━━━ Task inputs ━━━
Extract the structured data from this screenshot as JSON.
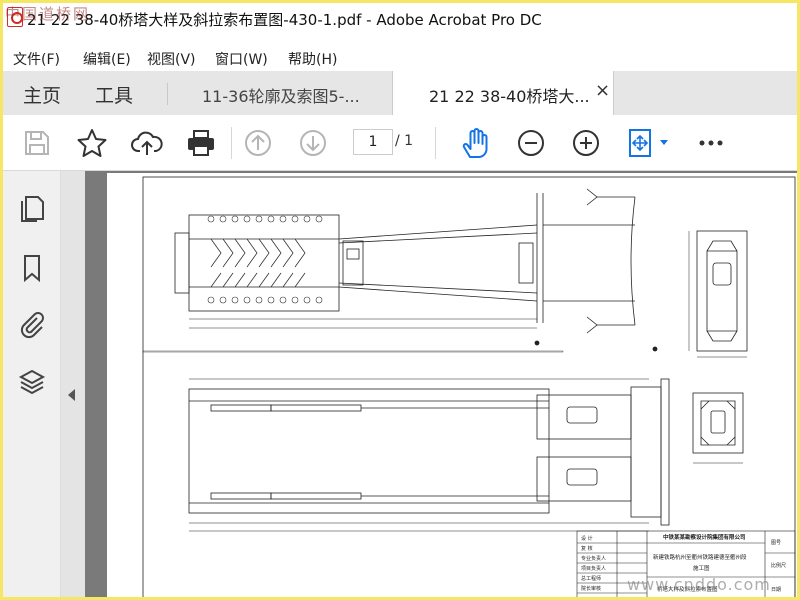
{
  "window": {
    "title": "21 22 38-40桥塔大样及斜拉索布置图-430-1.pdf - Adobe Acrobat Pro DC",
    "watermark_top": "中国道桥网",
    "watermark_bottom": "www.cnddo.com"
  },
  "menu": [
    {
      "label": "文件(F)"
    },
    {
      "label": "编辑(E)"
    },
    {
      "label": "视图(V)"
    },
    {
      "label": "窗口(W)"
    },
    {
      "label": "帮助(H)"
    }
  ],
  "tabs": {
    "home": "主页",
    "tools": "工具",
    "doc1": "11-36轮廓及索图5-...",
    "doc2": "21 22 38-40桥塔大...",
    "close": "×"
  },
  "toolbar": {
    "icons": [
      "save-icon",
      "star-icon",
      "cloud-upload-icon",
      "print-icon",
      "page-up-icon",
      "page-down-icon",
      "hand-tool-icon",
      "zoom-out-icon",
      "zoom-in-icon",
      "fit-page-icon",
      "more-icon"
    ],
    "page_current": "1",
    "page_total": "/ 1",
    "accent_color": "#1473e6"
  },
  "sidebar": {
    "icons": [
      "pages-icon",
      "bookmark-icon",
      "attachment-icon",
      "layers-icon"
    ]
  },
  "title_block": {
    "rows_left": [
      "设  计",
      "复  核",
      "专业负责人",
      "项目负责人",
      "总工程师",
      "院长审核"
    ],
    "company": "中铁某某勘察设计院集团有限公司",
    "project": "新建铁路杭州至衢州铁路建德至衢州段",
    "stage": "施工图",
    "drawing_title": "桥塔大样及斜拉索布置图",
    "labels_right": [
      "图号",
      "比例尺",
      "日期"
    ]
  }
}
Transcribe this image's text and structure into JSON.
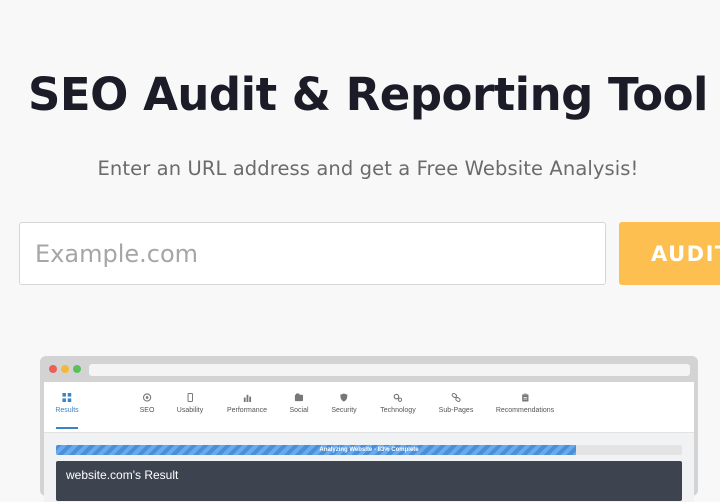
{
  "hero": {
    "title": "SEO Audit & Reporting Tool",
    "subtitle": "Enter an URL address and get a Free Website Analysis!"
  },
  "form": {
    "url_placeholder": "Example.com",
    "url_value": "",
    "submit_label": "AUDIT"
  },
  "preview": {
    "tabs": [
      {
        "label": "Results",
        "icon": "grid-icon",
        "active": true
      },
      {
        "label": "SEO",
        "icon": "target-icon",
        "active": false
      },
      {
        "label": "Usability",
        "icon": "mobile-icon",
        "active": false
      },
      {
        "label": "Performance",
        "icon": "bar-chart-icon",
        "active": false
      },
      {
        "label": "Social",
        "icon": "social-icon",
        "active": false
      },
      {
        "label": "Security",
        "icon": "shield-icon",
        "active": false
      },
      {
        "label": "Technology",
        "icon": "gears-icon",
        "active": false
      },
      {
        "label": "Sub-Pages",
        "icon": "link-icon",
        "active": false
      },
      {
        "label": "Recommendations",
        "icon": "clipboard-icon",
        "active": false
      }
    ],
    "progress": {
      "label": "Analyzing Website - 83% Complete",
      "fraction": 0.83
    },
    "result_title": "website.com's Result"
  },
  "colors": {
    "accent": "#fdbf4f",
    "tab_active": "#3a83c6",
    "progress": "#4a8fd8",
    "result_bar": "#3d4450"
  }
}
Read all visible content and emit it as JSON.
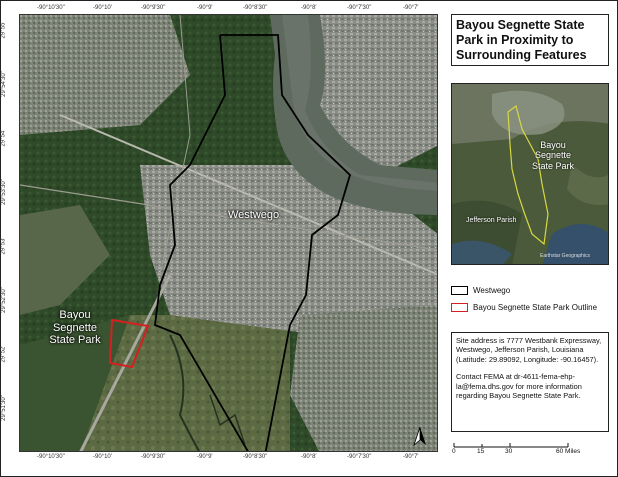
{
  "title": {
    "line1": "Bayou Segnette State",
    "line2": "Park in Proximity to",
    "line3": "Surrounding Features"
  },
  "map": {
    "labels": {
      "westwego": "Westwego",
      "bayou_line1": "Bayou",
      "bayou_line2": "Segnette",
      "bayou_line3": "State Park"
    },
    "longitude_ticks": [
      "-90°10'30\"",
      "-90°10'",
      "-90°9'30\"",
      "-90°9'",
      "-90°8'30\"",
      "-90°8'",
      "-90°7'30\"",
      "-90°7'"
    ],
    "latitude_ticks": [
      "29°55'",
      "29°54'30\"",
      "29°54'",
      "29°53'30\"",
      "29°53'",
      "29°52'30\"",
      "29°52'",
      "29°51'30\""
    ],
    "colors": {
      "westwego_outline": "#000000",
      "park_outline": "#d42020",
      "river": "#5f6a5f",
      "vegetation": "#2f4a2a"
    }
  },
  "inset": {
    "park_line1": "Bayou",
    "park_line2": "Segnette",
    "park_line3": "State Park",
    "parish": "Jefferson Parish",
    "credit": "Earthstar Geographics",
    "outline_color": "#d8d840"
  },
  "legend": {
    "items": [
      {
        "label": "Westwego",
        "color": "#000000"
      },
      {
        "label": "Bayou Segnette State Park Outline",
        "color": "#d42020"
      }
    ]
  },
  "info": {
    "address": "Site address is 7777 Westbank Expressway, Westwego, Jefferson Parish, Louisiana (Latitude: 29.89092, Longitude: -90.16457).",
    "contact": "Contact FEMA at dr-4611-fema-ehp-la@fema.dhs.gov for more information regarding Bayou Segnette State Park."
  },
  "scalebar": {
    "labels": [
      "0",
      "15",
      "30",
      "60 Miles"
    ]
  }
}
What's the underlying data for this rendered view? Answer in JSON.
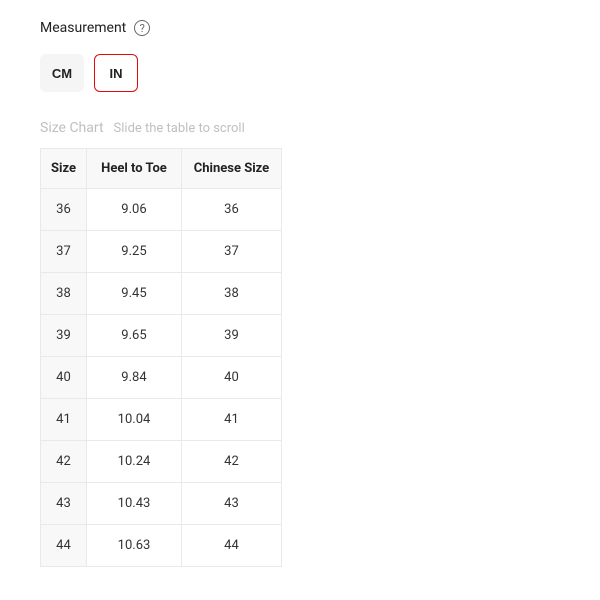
{
  "measurement": {
    "label": "Measurement",
    "help": "?"
  },
  "units": {
    "cm": "CM",
    "in": "IN"
  },
  "chart": {
    "title": "Size Chart",
    "hint": "Slide the table to scroll",
    "headers": {
      "size": "Size",
      "heel_to_toe": "Heel to Toe",
      "chinese_size": "Chinese Size"
    },
    "rows": [
      {
        "size": "36",
        "heel_to_toe": "9.06",
        "chinese_size": "36"
      },
      {
        "size": "37",
        "heel_to_toe": "9.25",
        "chinese_size": "37"
      },
      {
        "size": "38",
        "heel_to_toe": "9.45",
        "chinese_size": "38"
      },
      {
        "size": "39",
        "heel_to_toe": "9.65",
        "chinese_size": "39"
      },
      {
        "size": "40",
        "heel_to_toe": "9.84",
        "chinese_size": "40"
      },
      {
        "size": "41",
        "heel_to_toe": "10.04",
        "chinese_size": "41"
      },
      {
        "size": "42",
        "heel_to_toe": "10.24",
        "chinese_size": "42"
      },
      {
        "size": "43",
        "heel_to_toe": "10.43",
        "chinese_size": "43"
      },
      {
        "size": "44",
        "heel_to_toe": "10.63",
        "chinese_size": "44"
      }
    ]
  }
}
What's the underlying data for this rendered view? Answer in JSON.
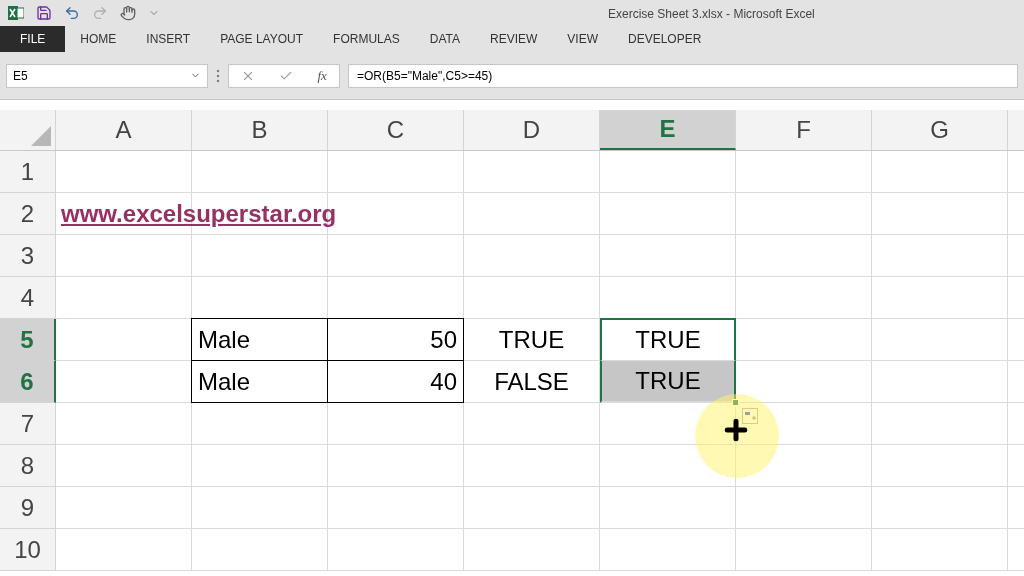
{
  "window": {
    "title": "Exercise Sheet 3.xlsx - Microsoft Excel"
  },
  "ribbon_tabs": [
    {
      "label": "FILE",
      "kind": "file",
      "selected": false
    },
    {
      "label": "HOME",
      "kind": "tab",
      "selected": false
    },
    {
      "label": "INSERT",
      "kind": "tab",
      "selected": false
    },
    {
      "label": "PAGE LAYOUT",
      "kind": "tab",
      "selected": false
    },
    {
      "label": "FORMULAS",
      "kind": "tab",
      "selected": false
    },
    {
      "label": "DATA",
      "kind": "tab",
      "selected": false
    },
    {
      "label": "REVIEW",
      "kind": "tab",
      "selected": false
    },
    {
      "label": "VIEW",
      "kind": "tab",
      "selected": false
    },
    {
      "label": "DEVELOPER",
      "kind": "tab",
      "selected": false
    }
  ],
  "formula_bar": {
    "name_box": "E5",
    "function_label": "fx",
    "formula": "=OR(B5=\"Male\",C5>=45)"
  },
  "columns": [
    {
      "label": "A",
      "selected": false
    },
    {
      "label": "B",
      "selected": false
    },
    {
      "label": "C",
      "selected": false
    },
    {
      "label": "D",
      "selected": false
    },
    {
      "label": "E",
      "selected": true
    },
    {
      "label": "F",
      "selected": false
    },
    {
      "label": "G",
      "selected": false
    }
  ],
  "rows": [
    {
      "label": "1",
      "selected": false
    },
    {
      "label": "2",
      "selected": false,
      "cells": [
        {
          "kind": "link",
          "text": "www.excelsuperstar.org"
        }
      ]
    },
    {
      "label": "3",
      "selected": false
    },
    {
      "label": "4",
      "selected": false
    },
    {
      "label": "5",
      "selected": true,
      "cells": [
        {
          "kind": "empty"
        },
        {
          "kind": "label",
          "text": "Male",
          "bordered": true,
          "selected": false
        },
        {
          "kind": "number",
          "text": "50",
          "bordered": true,
          "selected": false
        },
        {
          "kind": "boolean",
          "text": "TRUE",
          "bordered": false,
          "selected": false
        },
        {
          "kind": "boolean",
          "text": "TRUE",
          "bordered": false,
          "selected": true,
          "active": true
        }
      ]
    },
    {
      "label": "6",
      "selected": true,
      "cells": [
        {
          "kind": "empty"
        },
        {
          "kind": "label",
          "text": "Male",
          "bordered": true,
          "selected": false
        },
        {
          "kind": "number",
          "text": "40",
          "bordered": true,
          "selected": false
        },
        {
          "kind": "boolean",
          "text": "FALSE",
          "bordered": false,
          "selected": false
        },
        {
          "kind": "boolean",
          "text": "TRUE",
          "bordered": false,
          "selected": true,
          "active": false
        }
      ]
    },
    {
      "label": "7",
      "selected": false
    },
    {
      "label": "8",
      "selected": false
    },
    {
      "label": "9",
      "selected": false
    },
    {
      "label": "10",
      "selected": false
    }
  ]
}
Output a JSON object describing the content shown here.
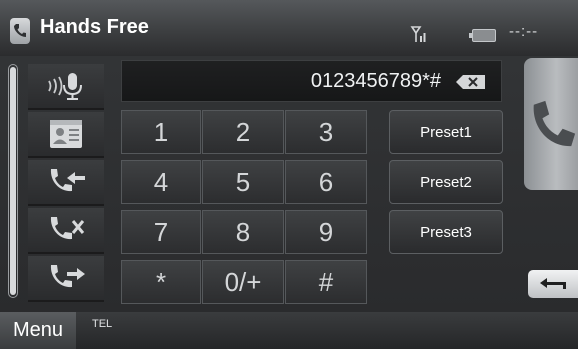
{
  "header": {
    "title": "Hands Free",
    "signal_icon": "signal-strength-icon",
    "battery_icon": "battery-icon",
    "time": "--:--"
  },
  "side_menu": {
    "items": [
      {
        "name": "voice-dial",
        "icon": "voice-microphone-icon"
      },
      {
        "name": "phonebook",
        "icon": "contact-card-icon"
      },
      {
        "name": "incoming-calls",
        "icon": "incoming-call-icon"
      },
      {
        "name": "missed-calls",
        "icon": "missed-call-icon"
      },
      {
        "name": "outgoing-calls",
        "icon": "outgoing-call-icon"
      }
    ]
  },
  "dial": {
    "number": "0123456789*#",
    "backspace_icon": "backspace-icon"
  },
  "keypad": {
    "keys": [
      "1",
      "2",
      "3",
      "4",
      "5",
      "6",
      "7",
      "8",
      "9",
      "*",
      "0/+",
      "#"
    ]
  },
  "presets": [
    "Preset1",
    "Preset2",
    "Preset3"
  ],
  "actions": {
    "call_icon": "phone-handset-icon",
    "return_icon": "return-arrow-icon"
  },
  "footer": {
    "menu_label": "Menu",
    "source_label": "TEL"
  },
  "colors": {
    "background": "#2e2f30",
    "accent": "#ffffff",
    "key_text": "#d4d6d8"
  }
}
━━━
-- Exercise brief --
Each line that holds the word "Parish" should be extracted from the records.

-- Correct result --
    "parish": "Jefferson Parish",
    "address": "Site address is 7777 Westbank Expressway, Westwego, Jefferson Parish, Louisiana (Latitude: 29.89092, Longitude: -90.16457).",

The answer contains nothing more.